TEXT PROVIDED —

Overall Architecture

Jekyll

Overall, StreetsSD is a Jekyll site. This allows us to avoid maintenance costs, performance issues, and complexity associated with running database-driven sites. We host it using Github Pages for the wonderful price of $0.

Jekyll Outline

Everything you see outlined in pink above is Jekyll and custom JS. We used the San Diego Style Guide for colors and layouts. The charts on the bottom, the layers, and the text in the explainer boxes are controlled by the views.yml in the repo.

All the dynamic components you see from the layers (FY14, FY15, etc) to the charts and totals are populated through custom SQL queries against data in Carto. They are constructed using the squel library in the sqlBuilder file.

As an example, when you click on the “Work in FY-2016” layer, an event is sent that constructs and sends the query to Carto to display results on a map. Based on the views.yml file, we know that layer has WorkType and WorkByMonth charts, so one more query is constructed and sent to Carto. After additional JS data processing, we are able to display the charts.

Carto

The interactive map itself is all Carto. Most of the visual components (e.g. line styles, legends, hovers) are stored in Carto as well. We don’t love that, because those should be stored in code, but we have an issue on the backlog to address it.

Carto editor

The map in Carto has two “layers” - one for OCI and one for Streetwork, both based off sdstreets_query table. Carto’s model for associating layers to datasets ties them together permanently. By having a virtual dataset that we can impose queries on, we are eliminating the tie between a dataset and a map, giving us more flexibility to flip out the underlying datasets if we need to change schemas.

EXCERPTED RECORDS —
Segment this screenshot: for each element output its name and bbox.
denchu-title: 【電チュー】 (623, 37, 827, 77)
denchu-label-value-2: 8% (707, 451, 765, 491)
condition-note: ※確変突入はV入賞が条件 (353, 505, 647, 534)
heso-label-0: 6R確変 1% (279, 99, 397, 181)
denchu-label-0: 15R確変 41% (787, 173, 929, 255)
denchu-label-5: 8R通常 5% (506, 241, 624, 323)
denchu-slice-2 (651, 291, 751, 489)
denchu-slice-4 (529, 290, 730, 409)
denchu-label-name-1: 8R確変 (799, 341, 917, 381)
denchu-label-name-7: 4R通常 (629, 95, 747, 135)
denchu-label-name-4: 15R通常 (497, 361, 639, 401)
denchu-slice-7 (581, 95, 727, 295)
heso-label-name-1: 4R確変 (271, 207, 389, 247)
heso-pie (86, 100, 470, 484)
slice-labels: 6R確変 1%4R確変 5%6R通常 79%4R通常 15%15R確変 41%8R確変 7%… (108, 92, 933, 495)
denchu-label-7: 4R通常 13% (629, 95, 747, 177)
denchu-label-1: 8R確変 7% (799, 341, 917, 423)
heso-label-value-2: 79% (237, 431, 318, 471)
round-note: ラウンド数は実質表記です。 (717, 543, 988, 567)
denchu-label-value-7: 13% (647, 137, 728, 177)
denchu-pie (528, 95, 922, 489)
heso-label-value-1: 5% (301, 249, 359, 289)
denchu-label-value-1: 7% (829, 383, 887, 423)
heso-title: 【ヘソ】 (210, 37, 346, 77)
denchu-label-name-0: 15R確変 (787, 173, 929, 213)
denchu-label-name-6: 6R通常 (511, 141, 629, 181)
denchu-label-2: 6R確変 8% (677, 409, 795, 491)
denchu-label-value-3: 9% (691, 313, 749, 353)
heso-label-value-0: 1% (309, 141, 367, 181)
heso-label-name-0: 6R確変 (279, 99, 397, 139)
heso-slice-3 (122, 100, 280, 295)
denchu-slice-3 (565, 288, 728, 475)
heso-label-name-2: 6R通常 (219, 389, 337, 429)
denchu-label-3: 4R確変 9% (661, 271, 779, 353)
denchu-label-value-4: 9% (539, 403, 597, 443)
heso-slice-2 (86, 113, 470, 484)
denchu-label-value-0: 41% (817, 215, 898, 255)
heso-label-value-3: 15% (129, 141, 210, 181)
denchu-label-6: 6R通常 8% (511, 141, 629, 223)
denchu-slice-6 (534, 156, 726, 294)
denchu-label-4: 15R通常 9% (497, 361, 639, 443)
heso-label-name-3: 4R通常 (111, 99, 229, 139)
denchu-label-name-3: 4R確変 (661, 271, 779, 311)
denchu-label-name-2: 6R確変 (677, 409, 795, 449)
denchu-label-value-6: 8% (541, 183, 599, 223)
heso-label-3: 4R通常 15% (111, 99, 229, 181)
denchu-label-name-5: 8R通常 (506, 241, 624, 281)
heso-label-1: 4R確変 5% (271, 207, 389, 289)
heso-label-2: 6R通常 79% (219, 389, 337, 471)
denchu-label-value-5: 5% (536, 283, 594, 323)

EXPLORE THE MATERIAL —
1) Rewrite the StreetsSD architecture text from "The map in Carto" up to and including "to change schemas.", changing "Streetwork" to "Street Repair".
2) Write what comes next in the StreetsSD architecture text, picking up after its last sentence.
None of the lines after the text are needed for what comes next.

OUTPUTS FOR THE TASKS —
1)
The map in Carto has two “layers” - one for OCI and one for Street Repair, both based off sdstreets_query table. Carto’s model for associating layers to datasets ties them together permanently. By having a virtual dataset that we can impose queries on, we are eliminating the tie between a dataset and a map, giving us more flexibility to flip out the underlying datasets if we need to change schemas.

2)
Then why two layers from one table? Because OCI layers and streetwork layers have slightly different fields and labels. Carto’s interactive UI is tied to a layer, and we had to separate the two. Then, we impose the queries on the layer accordingly. We can probably condense this to one layer using more advanced conditional logic, but we’ll stay away from that for now.

Deployment

We use the master branch as the bleeding edge. That gets deployed to a staging site continuously by CircleCI. The production branch gets deployed to the gh-pages branch, which is what feeds StreetsSD. We get notifications about each step.

Datasets

cg_streets_combined

We created this dataset by merging the City’s official street file geographies with essential data from the City’s Pavement Management System. Every other set of data is joined against cg_streets_combined by segment_id to derive the geometries and street names.

sd_paving_datasd

This is the full work layer, encompassing work done from the beginning of FY14. We’ll talk about the specifics in the data delivery section. This has no geospatial data. As layers get selected, SQL is generated, applied to this layer, and joined against cg_streets_combined.

oci_2011_datasd and oci_2015_datasd

These were created using historical data provided in the Pavement Management System and the new OCI numbers we received from latest run of the most recent vendor. These also have no geospatial data. As layers get selected, SQL is generated, applied to this layer, and joined against cg_streets_combined.

Data Discovery

We partnered with the Transportation and Storm Water Department to build the map. However, we quickly ran into some challenges with understanding the data, and the calculations performed for reporting.

The PVM (let’s use that as the acronym for the Pavement Management System) is an application that is built on top of SQL server using queries and stored procedures. Every month, the streets team has to update IMCAT. IMCAT is a system the City uses to coordinate street work across departments. This way we can avoid the same segment being dug up multiple times in a short time span. The streets team pull a report from the PVM generated by a query and a stored procedure). Then, it’s manually cleaned in Excel (we counted 32 steps), joined with a streets shapefile, and uploaded it to IMCAT.

This is where we started. The data that gets uploaded to IMCAT has to be in a particular format with certain columns, so we couldn’t directly trace that dataset to the query running against PVM. And we couldn’t just guess the query and match the result either - PVM has 319 tables.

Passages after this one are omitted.